*AIM*: Transcribe each line exactly.
━━━━━ SUPPLIED MATERIAL ━━━━━
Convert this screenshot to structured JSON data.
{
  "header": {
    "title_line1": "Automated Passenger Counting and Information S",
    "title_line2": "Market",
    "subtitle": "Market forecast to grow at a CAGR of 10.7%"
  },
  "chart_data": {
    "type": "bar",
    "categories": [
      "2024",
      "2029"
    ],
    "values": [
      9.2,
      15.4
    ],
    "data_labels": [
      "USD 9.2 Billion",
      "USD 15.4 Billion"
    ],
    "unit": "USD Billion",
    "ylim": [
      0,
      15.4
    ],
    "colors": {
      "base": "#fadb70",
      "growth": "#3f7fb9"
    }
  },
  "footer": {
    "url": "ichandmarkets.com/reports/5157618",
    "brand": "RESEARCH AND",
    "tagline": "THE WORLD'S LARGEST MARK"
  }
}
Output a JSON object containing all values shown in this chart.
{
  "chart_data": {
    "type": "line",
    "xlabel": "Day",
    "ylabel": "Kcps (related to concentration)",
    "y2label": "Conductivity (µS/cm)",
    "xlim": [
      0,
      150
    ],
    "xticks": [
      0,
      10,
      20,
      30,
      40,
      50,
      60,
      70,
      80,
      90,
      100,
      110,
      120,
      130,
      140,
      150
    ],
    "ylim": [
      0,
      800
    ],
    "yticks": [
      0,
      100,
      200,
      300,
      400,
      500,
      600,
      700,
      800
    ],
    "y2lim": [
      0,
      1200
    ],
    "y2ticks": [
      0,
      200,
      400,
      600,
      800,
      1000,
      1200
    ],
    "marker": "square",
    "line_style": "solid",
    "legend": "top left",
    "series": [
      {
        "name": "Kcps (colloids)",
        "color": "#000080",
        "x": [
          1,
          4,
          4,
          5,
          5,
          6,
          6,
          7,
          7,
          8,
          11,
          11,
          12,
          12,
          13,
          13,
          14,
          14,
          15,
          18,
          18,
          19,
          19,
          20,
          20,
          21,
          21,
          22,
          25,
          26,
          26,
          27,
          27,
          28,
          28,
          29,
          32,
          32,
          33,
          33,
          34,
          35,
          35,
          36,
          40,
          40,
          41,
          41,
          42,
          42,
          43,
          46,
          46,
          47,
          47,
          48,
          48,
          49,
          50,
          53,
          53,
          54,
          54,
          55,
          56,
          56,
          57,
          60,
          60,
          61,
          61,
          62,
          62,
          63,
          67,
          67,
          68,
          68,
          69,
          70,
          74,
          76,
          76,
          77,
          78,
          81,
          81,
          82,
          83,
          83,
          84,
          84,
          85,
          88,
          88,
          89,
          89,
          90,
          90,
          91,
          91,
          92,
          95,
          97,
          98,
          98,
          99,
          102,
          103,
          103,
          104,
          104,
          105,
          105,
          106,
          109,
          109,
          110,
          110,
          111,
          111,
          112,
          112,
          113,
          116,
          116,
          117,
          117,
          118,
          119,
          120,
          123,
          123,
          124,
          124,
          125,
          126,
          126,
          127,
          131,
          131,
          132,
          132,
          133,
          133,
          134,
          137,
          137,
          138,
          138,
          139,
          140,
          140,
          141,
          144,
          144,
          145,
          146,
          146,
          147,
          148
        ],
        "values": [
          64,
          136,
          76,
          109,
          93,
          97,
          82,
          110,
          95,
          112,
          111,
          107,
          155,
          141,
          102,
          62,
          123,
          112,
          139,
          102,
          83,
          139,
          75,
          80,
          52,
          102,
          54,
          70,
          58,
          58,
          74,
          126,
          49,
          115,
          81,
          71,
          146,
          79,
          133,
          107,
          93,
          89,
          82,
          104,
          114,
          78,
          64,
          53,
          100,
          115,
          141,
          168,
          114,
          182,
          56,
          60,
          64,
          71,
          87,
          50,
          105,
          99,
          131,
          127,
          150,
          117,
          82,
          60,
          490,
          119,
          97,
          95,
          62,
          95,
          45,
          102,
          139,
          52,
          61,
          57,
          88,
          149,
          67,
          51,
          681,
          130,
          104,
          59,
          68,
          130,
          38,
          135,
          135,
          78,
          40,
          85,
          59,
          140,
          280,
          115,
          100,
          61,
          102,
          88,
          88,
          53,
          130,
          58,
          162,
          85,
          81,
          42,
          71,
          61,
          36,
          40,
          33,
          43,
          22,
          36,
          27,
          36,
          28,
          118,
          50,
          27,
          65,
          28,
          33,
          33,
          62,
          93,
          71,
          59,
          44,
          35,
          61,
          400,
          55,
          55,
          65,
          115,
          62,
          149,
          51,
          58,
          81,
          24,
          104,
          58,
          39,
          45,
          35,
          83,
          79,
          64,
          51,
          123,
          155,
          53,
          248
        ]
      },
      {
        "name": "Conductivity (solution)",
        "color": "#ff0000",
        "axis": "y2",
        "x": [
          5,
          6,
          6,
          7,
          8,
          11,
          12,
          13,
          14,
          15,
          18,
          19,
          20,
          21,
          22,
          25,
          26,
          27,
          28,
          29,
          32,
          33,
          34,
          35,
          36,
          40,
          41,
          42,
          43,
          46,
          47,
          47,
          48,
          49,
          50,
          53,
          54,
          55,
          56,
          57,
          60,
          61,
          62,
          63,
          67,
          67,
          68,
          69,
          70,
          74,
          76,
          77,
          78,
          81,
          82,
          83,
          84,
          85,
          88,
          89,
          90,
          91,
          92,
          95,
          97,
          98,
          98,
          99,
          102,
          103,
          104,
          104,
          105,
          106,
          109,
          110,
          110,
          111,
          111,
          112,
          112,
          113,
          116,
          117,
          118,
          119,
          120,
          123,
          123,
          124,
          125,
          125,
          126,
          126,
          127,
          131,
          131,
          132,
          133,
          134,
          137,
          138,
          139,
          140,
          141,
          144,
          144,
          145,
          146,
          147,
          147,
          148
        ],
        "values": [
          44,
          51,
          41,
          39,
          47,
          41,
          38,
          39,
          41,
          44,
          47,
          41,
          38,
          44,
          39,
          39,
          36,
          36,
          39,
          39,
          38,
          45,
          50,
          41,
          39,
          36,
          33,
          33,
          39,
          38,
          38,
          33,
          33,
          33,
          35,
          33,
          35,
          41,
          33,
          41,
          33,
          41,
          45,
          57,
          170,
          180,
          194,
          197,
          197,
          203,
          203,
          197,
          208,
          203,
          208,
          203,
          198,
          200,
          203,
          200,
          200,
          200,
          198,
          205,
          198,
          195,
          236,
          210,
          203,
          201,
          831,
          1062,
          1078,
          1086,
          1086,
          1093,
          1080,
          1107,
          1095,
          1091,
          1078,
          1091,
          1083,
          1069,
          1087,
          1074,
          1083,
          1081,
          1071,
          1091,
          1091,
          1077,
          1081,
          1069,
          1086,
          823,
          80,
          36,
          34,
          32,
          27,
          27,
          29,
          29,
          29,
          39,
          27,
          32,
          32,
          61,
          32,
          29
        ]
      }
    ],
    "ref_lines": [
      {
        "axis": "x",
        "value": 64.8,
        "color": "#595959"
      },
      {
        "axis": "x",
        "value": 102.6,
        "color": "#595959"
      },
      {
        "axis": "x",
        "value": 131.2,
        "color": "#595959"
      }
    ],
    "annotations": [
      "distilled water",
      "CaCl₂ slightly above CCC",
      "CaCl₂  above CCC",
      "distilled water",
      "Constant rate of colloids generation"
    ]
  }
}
━━━━━
*RESPONSE TO THIS EXERCISE*:
Convert this screenshot to structured JSON data.
{
  "header": {
    "title_line1": "Automated Passenger Counting and Information S",
    "title_line2": "Market",
    "subtitle": "Market forecast to grow at a CAGR of 10.7%"
  },
  "chart_data": {
    "type": "bar",
    "categories": [
      "2024",
      "2029"
    ],
    "values": [
      9.2,
      15.4
    ],
    "data_labels": [
      "USD 9.2 Billion",
      "USD 15.4 Billion"
    ],
    "unit": "USD Billion",
    "ylim": [
      0,
      15.4
    ],
    "colors": {
      "base": "#fadb70",
      "growth": "#3f7fb9"
    }
  },
  "footer": {
    "url": "ichandmarkets.com/reports/5157618",
    "brand": "RESEARCH AND",
    "tagline": "THE WORLD'S LARGEST MARK"
  }
}
Output a JSON object containing all values shown in this chart.
{
  "chart_data": {
    "type": "line",
    "xlabel": "Day",
    "ylabel": "Kcps (related to concentration)",
    "y2label": "Conductivity (µS/cm)",
    "xlim": [
      0,
      150
    ],
    "xticks": [
      0,
      10,
      20,
      30,
      40,
      50,
      60,
      70,
      80,
      90,
      100,
      110,
      120,
      130,
      140,
      150
    ],
    "ylim": [
      0,
      800
    ],
    "yticks": [
      0,
      100,
      200,
      300,
      400,
      500,
      600,
      700,
      800
    ],
    "y2lim": [
      0,
      1200
    ],
    "y2ticks": [
      0,
      200,
      400,
      600,
      800,
      1000,
      1200
    ],
    "marker": "square",
    "line_style": "solid",
    "legend": "top left",
    "series": [
      {
        "name": "Kcps (colloids)",
        "color": "#000080",
        "x": [
          1,
          4,
          4,
          5,
          5,
          6,
          6,
          7,
          7,
          8,
          11,
          11,
          12,
          12,
          13,
          13,
          14,
          14,
          15,
          18,
          18,
          19,
          19,
          20,
          20,
          21,
          21,
          22,
          25,
          26,
          26,
          27,
          27,
          28,
          28,
          29,
          32,
          32,
          33,
          33,
          34,
          35,
          35,
          36,
          40,
          40,
          41,
          41,
          42,
          42,
          43,
          46,
          46,
          47,
          47,
          48,
          48,
          49,
          50,
          53,
          53,
          54,
          54,
          55,
          56,
          56,
          57,
          60,
          60,
          61,
          61,
          62,
          62,
          63,
          67,
          67,
          68,
          68,
          69,
          70,
          74,
          76,
          76,
          77,
          78,
          81,
          81,
          82,
          83,
          83,
          84,
          84,
          85,
          88,
          88,
          89,
          89,
          90,
          90,
          91,
          91,
          92,
          95,
          97,
          98,
          98,
          99,
          102,
          103,
          103,
          104,
          104,
          105,
          105,
          106,
          109,
          109,
          110,
          110,
          111,
          111,
          112,
          112,
          113,
          116,
          116,
          117,
          117,
          118,
          119,
          120,
          123,
          123,
          124,
          124,
          125,
          126,
          126,
          127,
          131,
          131,
          132,
          132,
          133,
          133,
          134,
          137,
          137,
          138,
          138,
          139,
          140,
          140,
          141,
          144,
          144,
          145,
          146,
          146,
          147,
          148
        ],
        "values": [
          64,
          136,
          76,
          109,
          93,
          97,
          82,
          110,
          95,
          112,
          111,
          107,
          155,
          141,
          102,
          62,
          123,
          112,
          139,
          102,
          83,
          139,
          75,
          80,
          52,
          102,
          54,
          70,
          58,
          58,
          74,
          126,
          49,
          115,
          81,
          71,
          146,
          79,
          133,
          107,
          93,
          89,
          82,
          104,
          114,
          78,
          64,
          53,
          100,
          115,
          141,
          168,
          114,
          182,
          56,
          60,
          64,
          71,
          87,
          50,
          105,
          99,
          131,
          127,
          150,
          117,
          82,
          60,
          490,
          119,
          97,
          95,
          62,
          95,
          45,
          102,
          139,
          52,
          61,
          57,
          88,
          149,
          67,
          51,
          681,
          130,
          104,
          59,
          68,
          130,
          38,
          135,
          135,
          78,
          40,
          85,
          59,
          140,
          280,
          115,
          100,
          61,
          102,
          88,
          88,
          53,
          130,
          58,
          162,
          85,
          81,
          42,
          71,
          61,
          36,
          40,
          33,
          43,
          22,
          36,
          27,
          36,
          28,
          118,
          50,
          27,
          65,
          28,
          33,
          33,
          62,
          93,
          71,
          59,
          44,
          35,
          61,
          400,
          55,
          55,
          65,
          115,
          62,
          149,
          51,
          58,
          81,
          24,
          104,
          58,
          39,
          45,
          35,
          83,
          79,
          64,
          51,
          123,
          155,
          53,
          248
        ]
      },
      {
        "name": "Conductivity (solution)",
        "color": "#ff0000",
        "axis": "y2",
        "x": [
          5,
          6,
          6,
          7,
          8,
          11,
          12,
          13,
          14,
          15,
          18,
          19,
          20,
          21,
          22,
          25,
          26,
          27,
          28,
          29,
          32,
          33,
          34,
          35,
          36,
          40,
          41,
          42,
          43,
          46,
          47,
          47,
          48,
          49,
          50,
          53,
          54,
          55,
          56,
          57,
          60,
          61,
          62,
          63,
          67,
          67,
          68,
          69,
          70,
          74,
          76,
          77,
          78,
          81,
          82,
          83,
          84,
          85,
          88,
          89,
          90,
          91,
          92,
          95,
          97,
          98,
          98,
          99,
          102,
          103,
          104,
          104,
          105,
          106,
          109,
          110,
          110,
          111,
          111,
          112,
          112,
          113,
          116,
          117,
          118,
          119,
          120,
          123,
          123,
          124,
          125,
          125,
          126,
          126,
          127,
          131,
          131,
          132,
          133,
          134,
          137,
          138,
          139,
          140,
          141,
          144,
          144,
          145,
          146,
          147,
          147,
          148
        ],
        "values": [
          44,
          51,
          41,
          39,
          47,
          41,
          38,
          39,
          41,
          44,
          47,
          41,
          38,
          44,
          39,
          39,
          36,
          36,
          39,
          39,
          38,
          45,
          50,
          41,
          39,
          36,
          33,
          33,
          39,
          38,
          38,
          33,
          33,
          33,
          35,
          33,
          35,
          41,
          33,
          41,
          33,
          41,
          45,
          57,
          170,
          180,
          194,
          197,
          197,
          203,
          203,
          197,
          208,
          203,
          208,
          203,
          198,
          200,
          203,
          200,
          200,
          200,
          198,
          205,
          198,
          195,
          236,
          210,
          203,
          201,
          831,
          1062,
          1078,
          1086,
          1086,
          1093,
          1080,
          1107,
          1095,
          1091,
          1078,
          1091,
          1083,
          1069,
          1087,
          1074,
          1083,
          1081,
          1071,
          1091,
          1091,
          1077,
          1081,
          1069,
          1086,
          823,
          80,
          36,
          34,
          32,
          27,
          27,
          29,
          29,
          29,
          39,
          27,
          32,
          32,
          61,
          32,
          29
        ]
      }
    ],
    "ref_lines": [
      {
        "axis": "x",
        "value": 64.8,
        "color": "#595959"
      },
      {
        "axis": "x",
        "value": 102.6,
        "color": "#595959"
      },
      {
        "axis": "x",
        "value": 131.2,
        "color": "#595959"
      }
    ],
    "annotations": [
      "distilled water",
      "CaCl₂ slightly above CCC",
      "CaCl₂  above CCC",
      "distilled water",
      "Constant rate of colloids generation"
    ]
  }
}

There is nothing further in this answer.